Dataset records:
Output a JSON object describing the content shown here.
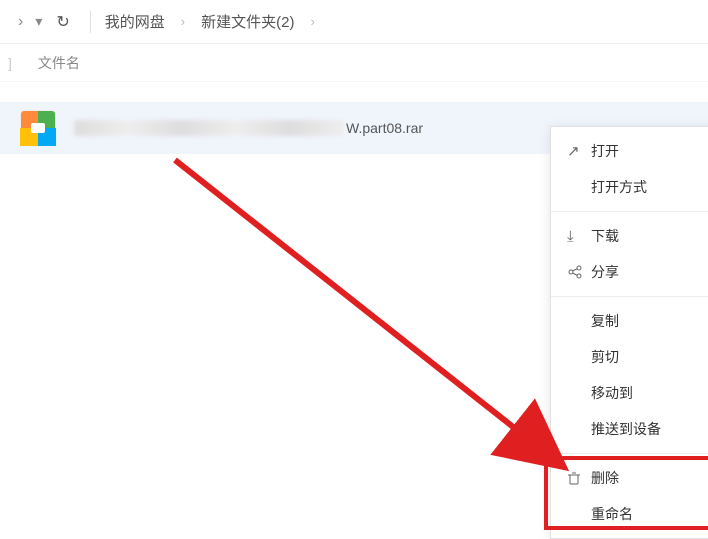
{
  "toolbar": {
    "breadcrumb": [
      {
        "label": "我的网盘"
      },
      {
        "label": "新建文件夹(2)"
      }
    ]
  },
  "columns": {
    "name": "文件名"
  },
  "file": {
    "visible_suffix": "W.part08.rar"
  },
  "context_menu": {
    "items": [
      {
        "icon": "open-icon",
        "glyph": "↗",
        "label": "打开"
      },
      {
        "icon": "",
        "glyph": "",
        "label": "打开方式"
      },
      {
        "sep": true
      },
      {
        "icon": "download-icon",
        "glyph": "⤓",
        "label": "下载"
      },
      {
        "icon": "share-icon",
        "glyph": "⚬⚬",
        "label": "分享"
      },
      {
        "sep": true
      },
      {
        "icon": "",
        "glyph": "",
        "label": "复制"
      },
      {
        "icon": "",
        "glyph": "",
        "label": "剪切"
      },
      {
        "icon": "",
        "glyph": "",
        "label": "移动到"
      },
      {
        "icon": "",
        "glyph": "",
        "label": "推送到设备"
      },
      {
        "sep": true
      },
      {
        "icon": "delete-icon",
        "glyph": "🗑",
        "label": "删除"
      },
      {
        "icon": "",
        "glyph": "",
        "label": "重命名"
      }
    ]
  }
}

_THE PROBLEM_
From the data above, gather every line that includes the word "label".

_WORKED SOLUTION_
        "label": "我的网盘"
        "label": "新建文件夹(2)"
        "label": "打开"
        "label": "打开方式"
        "label": "下载"
        "label": "分享"
        "label": "复制"
        "label": "剪切"
        "label": "移动到"
        "label": "推送到设备"
        "label": "删除"
        "label": "重命名"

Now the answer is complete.